EXTRACTED MATERIAL
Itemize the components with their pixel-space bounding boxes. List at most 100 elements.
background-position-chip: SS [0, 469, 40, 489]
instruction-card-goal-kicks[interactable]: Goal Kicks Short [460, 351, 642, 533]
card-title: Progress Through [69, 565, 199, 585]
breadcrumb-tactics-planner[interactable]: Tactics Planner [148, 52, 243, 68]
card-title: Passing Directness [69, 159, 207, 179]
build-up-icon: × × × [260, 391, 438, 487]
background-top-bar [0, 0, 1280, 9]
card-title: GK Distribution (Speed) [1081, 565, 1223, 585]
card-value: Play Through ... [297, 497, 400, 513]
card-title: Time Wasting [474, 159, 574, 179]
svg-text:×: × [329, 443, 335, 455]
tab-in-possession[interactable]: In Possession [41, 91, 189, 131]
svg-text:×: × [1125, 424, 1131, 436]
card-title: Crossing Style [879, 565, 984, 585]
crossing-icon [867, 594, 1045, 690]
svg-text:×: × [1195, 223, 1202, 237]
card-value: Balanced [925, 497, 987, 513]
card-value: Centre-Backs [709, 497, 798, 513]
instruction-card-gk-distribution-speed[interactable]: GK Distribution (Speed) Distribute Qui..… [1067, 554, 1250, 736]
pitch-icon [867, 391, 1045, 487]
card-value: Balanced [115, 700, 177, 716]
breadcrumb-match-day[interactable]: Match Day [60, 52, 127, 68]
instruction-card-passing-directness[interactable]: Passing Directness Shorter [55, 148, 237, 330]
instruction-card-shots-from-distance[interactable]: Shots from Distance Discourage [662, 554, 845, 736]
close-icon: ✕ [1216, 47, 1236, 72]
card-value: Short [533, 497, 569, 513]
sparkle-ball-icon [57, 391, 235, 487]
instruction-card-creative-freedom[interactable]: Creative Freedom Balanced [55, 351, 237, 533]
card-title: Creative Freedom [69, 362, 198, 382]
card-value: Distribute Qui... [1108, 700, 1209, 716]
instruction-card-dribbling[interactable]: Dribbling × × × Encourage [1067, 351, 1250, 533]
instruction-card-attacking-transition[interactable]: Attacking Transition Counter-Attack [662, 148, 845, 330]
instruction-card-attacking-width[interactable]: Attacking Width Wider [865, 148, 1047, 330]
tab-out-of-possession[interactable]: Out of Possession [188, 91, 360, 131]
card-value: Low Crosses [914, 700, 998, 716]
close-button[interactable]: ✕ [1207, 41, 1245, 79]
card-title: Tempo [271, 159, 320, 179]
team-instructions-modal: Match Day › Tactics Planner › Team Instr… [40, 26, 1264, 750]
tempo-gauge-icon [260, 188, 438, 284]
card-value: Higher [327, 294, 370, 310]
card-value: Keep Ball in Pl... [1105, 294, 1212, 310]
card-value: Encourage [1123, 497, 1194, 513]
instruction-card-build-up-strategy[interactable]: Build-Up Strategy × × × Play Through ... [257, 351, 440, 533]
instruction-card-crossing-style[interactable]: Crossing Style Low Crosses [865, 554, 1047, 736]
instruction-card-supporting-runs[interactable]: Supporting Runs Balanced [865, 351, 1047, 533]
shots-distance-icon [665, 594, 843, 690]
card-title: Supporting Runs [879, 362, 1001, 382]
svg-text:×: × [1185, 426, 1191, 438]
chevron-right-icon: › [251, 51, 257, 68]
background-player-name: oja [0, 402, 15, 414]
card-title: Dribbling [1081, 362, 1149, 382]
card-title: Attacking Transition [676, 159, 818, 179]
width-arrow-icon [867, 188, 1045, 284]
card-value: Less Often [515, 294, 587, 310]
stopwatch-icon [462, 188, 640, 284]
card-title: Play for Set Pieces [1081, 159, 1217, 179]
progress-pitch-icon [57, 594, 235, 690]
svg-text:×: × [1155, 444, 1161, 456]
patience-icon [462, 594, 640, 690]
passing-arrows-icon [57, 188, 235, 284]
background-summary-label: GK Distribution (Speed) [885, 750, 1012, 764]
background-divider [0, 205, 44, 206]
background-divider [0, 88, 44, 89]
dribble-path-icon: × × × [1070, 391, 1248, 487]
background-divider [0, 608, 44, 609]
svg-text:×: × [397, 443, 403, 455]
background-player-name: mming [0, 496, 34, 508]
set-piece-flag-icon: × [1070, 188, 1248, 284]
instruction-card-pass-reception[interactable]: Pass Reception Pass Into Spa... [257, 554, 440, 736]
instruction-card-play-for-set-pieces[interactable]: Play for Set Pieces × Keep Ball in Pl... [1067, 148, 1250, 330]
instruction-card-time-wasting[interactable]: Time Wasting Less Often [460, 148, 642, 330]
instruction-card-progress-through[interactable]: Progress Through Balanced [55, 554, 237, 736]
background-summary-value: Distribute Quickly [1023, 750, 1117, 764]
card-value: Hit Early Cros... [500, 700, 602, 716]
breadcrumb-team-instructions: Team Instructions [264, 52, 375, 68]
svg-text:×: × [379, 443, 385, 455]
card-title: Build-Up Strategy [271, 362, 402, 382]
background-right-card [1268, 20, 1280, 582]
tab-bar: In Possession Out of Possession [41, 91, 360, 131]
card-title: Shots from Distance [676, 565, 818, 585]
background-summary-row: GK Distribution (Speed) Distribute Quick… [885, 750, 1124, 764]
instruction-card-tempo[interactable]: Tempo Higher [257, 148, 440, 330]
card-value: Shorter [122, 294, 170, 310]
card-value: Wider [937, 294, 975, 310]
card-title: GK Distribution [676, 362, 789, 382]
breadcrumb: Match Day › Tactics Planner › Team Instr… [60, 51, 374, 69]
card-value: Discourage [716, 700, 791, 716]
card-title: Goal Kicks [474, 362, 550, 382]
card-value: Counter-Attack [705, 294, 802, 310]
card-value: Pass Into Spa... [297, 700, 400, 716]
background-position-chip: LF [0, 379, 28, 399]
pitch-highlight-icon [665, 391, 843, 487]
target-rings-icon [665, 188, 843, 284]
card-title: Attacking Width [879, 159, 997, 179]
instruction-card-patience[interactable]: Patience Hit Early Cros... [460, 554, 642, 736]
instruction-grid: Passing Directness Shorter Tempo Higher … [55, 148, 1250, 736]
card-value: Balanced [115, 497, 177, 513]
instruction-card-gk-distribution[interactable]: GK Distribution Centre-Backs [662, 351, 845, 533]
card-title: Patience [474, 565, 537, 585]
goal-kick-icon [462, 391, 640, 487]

GIVEN PROBLEM
Select every line above that contains the word "Planner".

OUTPUT FOR THIS TASK
breadcrumb-tactics-planner[interactable]: Tactics Planner [148, 52, 243, 68]
team-instructions-modal: Match Day › Tactics Planner › Team Instr… [40, 26, 1264, 750]
breadcrumb: Match Day › Tactics Planner › Team Instr… [60, 51, 374, 69]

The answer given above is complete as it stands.